- **Problem description**: Output every entry exactly as written, but omit the pictures.

- **Material supplied**:
— start —

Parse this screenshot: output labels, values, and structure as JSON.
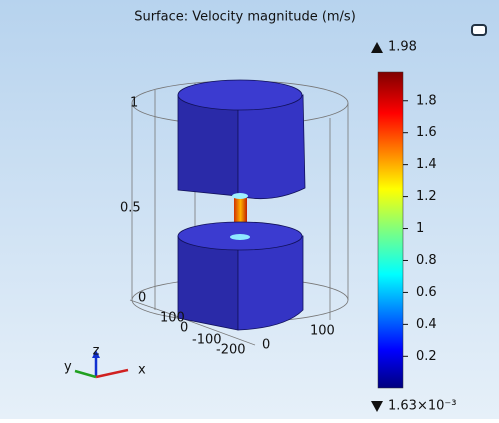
{
  "title": "Surface: Velocity magnitude (m/s)",
  "colorbar": {
    "max": 1.98,
    "min": {
      "value": 0.00163,
      "label": "1.63×10⁻³"
    },
    "ticks": [
      0.2,
      0.4,
      0.6,
      0.8,
      1,
      1.2,
      1.4,
      1.6,
      1.8
    ]
  },
  "axis_labels": {
    "z_ticks": [
      "1",
      "0.5",
      "0"
    ],
    "y_ticks": [
      "100",
      "0",
      "-100",
      "-200"
    ],
    "x_ticks": [
      "0",
      "100"
    ]
  },
  "triad": {
    "x": "x",
    "y": "y",
    "z": "z"
  }
}
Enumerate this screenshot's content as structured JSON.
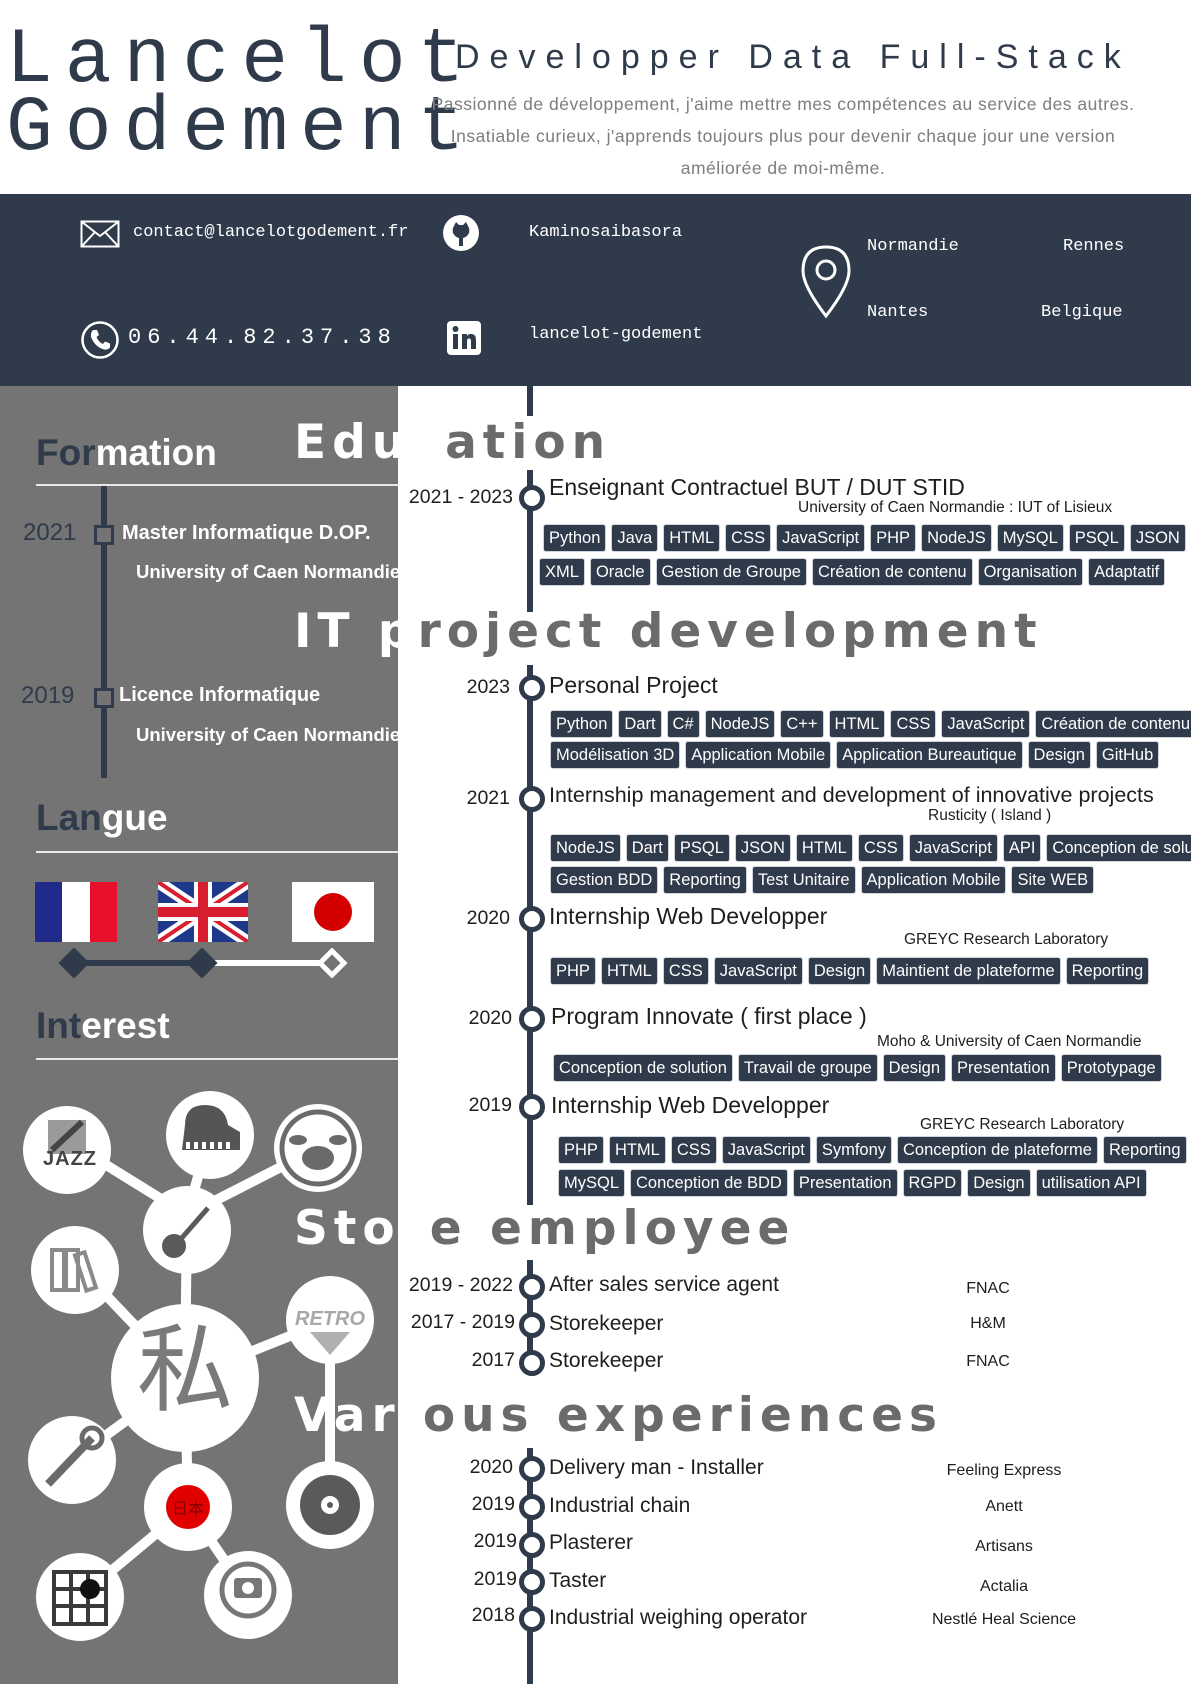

— end —

- **Output**:
Parse this screenshot: output labels, values, and structure as JSON.
{
  "title": "Surface: Velocity magnitude (m/s)",
  "colorbar": {
    "max": 1.98,
    "min": {
      "value": 0.00163,
      "label": "1.63×10⁻³"
    },
    "ticks": [
      0.2,
      0.4,
      0.6,
      0.8,
      1,
      1.2,
      1.4,
      1.6,
      1.8
    ]
  },
  "axis_labels": {
    "z_ticks": [
      "1",
      "0.5",
      "0"
    ],
    "y_ticks": [
      "100",
      "0",
      "-100",
      "-200"
    ],
    "x_ticks": [
      "0",
      "100"
    ]
  },
  "triad": {
    "x": "x",
    "y": "y",
    "z": "z"
  }
}
Enumerate this screenshot's content as structured JSON.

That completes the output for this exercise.